[Data records]
## start

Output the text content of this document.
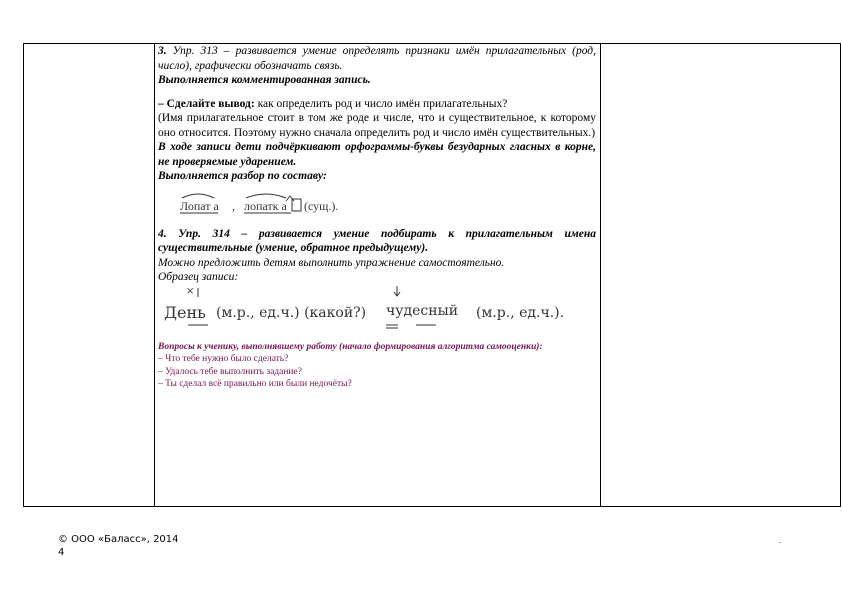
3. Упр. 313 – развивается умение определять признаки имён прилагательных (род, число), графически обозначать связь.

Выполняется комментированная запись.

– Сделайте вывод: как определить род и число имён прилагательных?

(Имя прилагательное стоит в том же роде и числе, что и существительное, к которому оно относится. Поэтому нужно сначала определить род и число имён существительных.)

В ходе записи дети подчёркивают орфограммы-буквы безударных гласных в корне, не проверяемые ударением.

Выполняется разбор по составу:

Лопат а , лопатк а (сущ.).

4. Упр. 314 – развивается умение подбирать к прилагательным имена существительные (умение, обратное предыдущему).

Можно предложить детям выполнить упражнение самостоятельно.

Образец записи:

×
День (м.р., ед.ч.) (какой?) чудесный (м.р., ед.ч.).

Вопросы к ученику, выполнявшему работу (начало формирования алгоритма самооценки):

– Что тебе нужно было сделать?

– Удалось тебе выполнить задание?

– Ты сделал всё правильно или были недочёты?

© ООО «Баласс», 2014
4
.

## end

» **What you need to do**:
Copy the listing over exactly, skipping the pictures it holds.

» **Answer to the task**:
Output the text content of this document.
3. Упр. 313 – развивается умение определять признаки имён прилагательных (род, число), графически обозначать связь.

Выполняется комментированная запись.

– Сделайте вывод: как определить род и число имён прилагательных?

(Имя прилагательное стоит в том же роде и числе, что и существительное, к которому оно относится. Поэтому нужно сначала определить род и число имён существительных.)

В ходе записи дети подчёркивают орфограммы-буквы безударных гласных в корне, не проверяемые ударением.

Выполняется разбор по составу:

Лопат а , лопатк а (сущ.).

4. Упр. 314 – развивается умение подбирать к прилагательным имена существительные (умение, обратное предыдущему).

Можно предложить детям выполнить упражнение самостоятельно.

Образец записи:

×
День (м.р., ед.ч.) (какой?) чудесный (м.р., ед.ч.).

Вопросы к ученику, выполнявшему работу (начало формирования алгоритма самооценки):

– Что тебе нужно было сделать?

– Удалось тебе выполнить задание?

– Ты сделал всё правильно или были недочёты?

© ООО «Баласс», 2014
4
.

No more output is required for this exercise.